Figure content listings
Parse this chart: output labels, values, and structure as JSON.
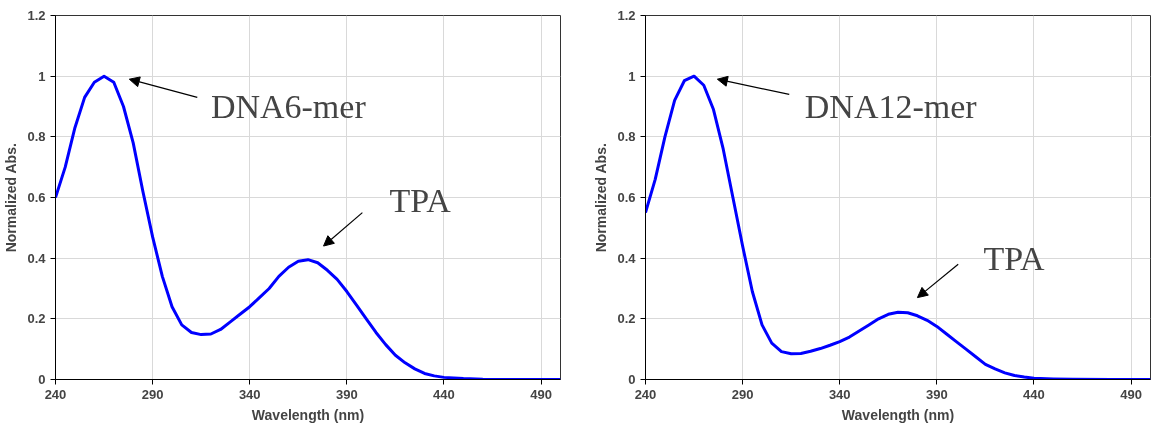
{
  "chart_data": [
    {
      "type": "line",
      "xlabel": "Wavelength (nm)",
      "ylabel": "Normalized Abs.",
      "xlim": [
        240,
        500
      ],
      "ylim": [
        0,
        1.2
      ],
      "xticks": [
        240,
        290,
        340,
        390,
        440,
        490
      ],
      "yticks": [
        0,
        0.2,
        0.4,
        0.6,
        0.8,
        1,
        1.2
      ],
      "grid": true,
      "marker": "none",
      "line_style": "solid",
      "x": [
        240,
        245,
        250,
        255,
        260,
        265,
        270,
        275,
        280,
        285,
        290,
        295,
        300,
        305,
        310,
        315,
        320,
        325,
        330,
        335,
        340,
        345,
        350,
        355,
        360,
        365,
        370,
        375,
        380,
        385,
        390,
        395,
        400,
        405,
        410,
        415,
        420,
        425,
        430,
        435,
        440,
        450,
        460,
        480,
        500
      ],
      "series": [
        {
          "color": "#0000ff",
          "values": [
            0.6,
            0.7,
            0.83,
            0.93,
            0.98,
            1.0,
            0.98,
            0.9,
            0.78,
            0.62,
            0.47,
            0.34,
            0.24,
            0.18,
            0.155,
            0.148,
            0.15,
            0.165,
            0.19,
            0.215,
            0.24,
            0.27,
            0.3,
            0.34,
            0.37,
            0.39,
            0.395,
            0.385,
            0.36,
            0.33,
            0.29,
            0.245,
            0.2,
            0.155,
            0.115,
            0.08,
            0.055,
            0.035,
            0.02,
            0.012,
            0.007,
            0.003,
            0.001,
            0,
            0
          ]
        }
      ],
      "annotations": [
        "DNA6-mer",
        "TPA"
      ]
    },
    {
      "type": "line",
      "xlabel": "Wavelength (nm)",
      "ylabel": "Normalized Abs.",
      "xlim": [
        240,
        500
      ],
      "ylim": [
        0,
        1.2
      ],
      "xticks": [
        240,
        290,
        340,
        390,
        440,
        490
      ],
      "yticks": [
        0,
        0.2,
        0.4,
        0.6,
        0.8,
        1,
        1.2
      ],
      "grid": true,
      "marker": "none",
      "line_style": "solid",
      "x": [
        240,
        245,
        250,
        255,
        260,
        265,
        270,
        275,
        280,
        285,
        290,
        295,
        300,
        305,
        310,
        315,
        320,
        325,
        330,
        335,
        340,
        345,
        350,
        355,
        360,
        365,
        370,
        375,
        380,
        385,
        390,
        395,
        400,
        405,
        410,
        415,
        420,
        425,
        430,
        435,
        440,
        450,
        460,
        480,
        500
      ],
      "series": [
        {
          "color": "#0000ff",
          "values": [
            0.55,
            0.66,
            0.8,
            0.92,
            0.985,
            1.0,
            0.97,
            0.89,
            0.76,
            0.6,
            0.44,
            0.29,
            0.18,
            0.12,
            0.092,
            0.085,
            0.086,
            0.093,
            0.102,
            0.113,
            0.125,
            0.14,
            0.16,
            0.18,
            0.2,
            0.215,
            0.222,
            0.22,
            0.21,
            0.195,
            0.175,
            0.15,
            0.125,
            0.1,
            0.075,
            0.05,
            0.035,
            0.022,
            0.013,
            0.008,
            0.004,
            0.002,
            0.001,
            0,
            0
          ]
        }
      ],
      "annotations": [
        "DNA12-mer",
        "TPA"
      ]
    }
  ]
}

TASK TO CARRY OUT:
Repeat each entry precisely as it appears. Leave the pictures out.

FULL SOLUTION:
Parse this chart: output labels, values, and structure as JSON.
{
  "chart_data": [
    {
      "type": "line",
      "xlabel": "Wavelength (nm)",
      "ylabel": "Normalized Abs.",
      "xlim": [
        240,
        500
      ],
      "ylim": [
        0,
        1.2
      ],
      "xticks": [
        240,
        290,
        340,
        390,
        440,
        490
      ],
      "yticks": [
        0,
        0.2,
        0.4,
        0.6,
        0.8,
        1,
        1.2
      ],
      "grid": true,
      "marker": "none",
      "line_style": "solid",
      "x": [
        240,
        245,
        250,
        255,
        260,
        265,
        270,
        275,
        280,
        285,
        290,
        295,
        300,
        305,
        310,
        315,
        320,
        325,
        330,
        335,
        340,
        345,
        350,
        355,
        360,
        365,
        370,
        375,
        380,
        385,
        390,
        395,
        400,
        405,
        410,
        415,
        420,
        425,
        430,
        435,
        440,
        450,
        460,
        480,
        500
      ],
      "series": [
        {
          "color": "#0000ff",
          "values": [
            0.6,
            0.7,
            0.83,
            0.93,
            0.98,
            1.0,
            0.98,
            0.9,
            0.78,
            0.62,
            0.47,
            0.34,
            0.24,
            0.18,
            0.155,
            0.148,
            0.15,
            0.165,
            0.19,
            0.215,
            0.24,
            0.27,
            0.3,
            0.34,
            0.37,
            0.39,
            0.395,
            0.385,
            0.36,
            0.33,
            0.29,
            0.245,
            0.2,
            0.155,
            0.115,
            0.08,
            0.055,
            0.035,
            0.02,
            0.012,
            0.007,
            0.003,
            0.001,
            0,
            0
          ]
        }
      ],
      "annotations": [
        "DNA6-mer",
        "TPA"
      ]
    },
    {
      "type": "line",
      "xlabel": "Wavelength (nm)",
      "ylabel": "Normalized Abs.",
      "xlim": [
        240,
        500
      ],
      "ylim": [
        0,
        1.2
      ],
      "xticks": [
        240,
        290,
        340,
        390,
        440,
        490
      ],
      "yticks": [
        0,
        0.2,
        0.4,
        0.6,
        0.8,
        1,
        1.2
      ],
      "grid": true,
      "marker": "none",
      "line_style": "solid",
      "x": [
        240,
        245,
        250,
        255,
        260,
        265,
        270,
        275,
        280,
        285,
        290,
        295,
        300,
        305,
        310,
        315,
        320,
        325,
        330,
        335,
        340,
        345,
        350,
        355,
        360,
        365,
        370,
        375,
        380,
        385,
        390,
        395,
        400,
        405,
        410,
        415,
        420,
        425,
        430,
        435,
        440,
        450,
        460,
        480,
        500
      ],
      "series": [
        {
          "color": "#0000ff",
          "values": [
            0.55,
            0.66,
            0.8,
            0.92,
            0.985,
            1.0,
            0.97,
            0.89,
            0.76,
            0.6,
            0.44,
            0.29,
            0.18,
            0.12,
            0.092,
            0.085,
            0.086,
            0.093,
            0.102,
            0.113,
            0.125,
            0.14,
            0.16,
            0.18,
            0.2,
            0.215,
            0.222,
            0.22,
            0.21,
            0.195,
            0.175,
            0.15,
            0.125,
            0.1,
            0.075,
            0.05,
            0.035,
            0.022,
            0.013,
            0.008,
            0.004,
            0.002,
            0.001,
            0,
            0
          ]
        }
      ],
      "annotations": [
        "DNA12-mer",
        "TPA"
      ]
    }
  ]
}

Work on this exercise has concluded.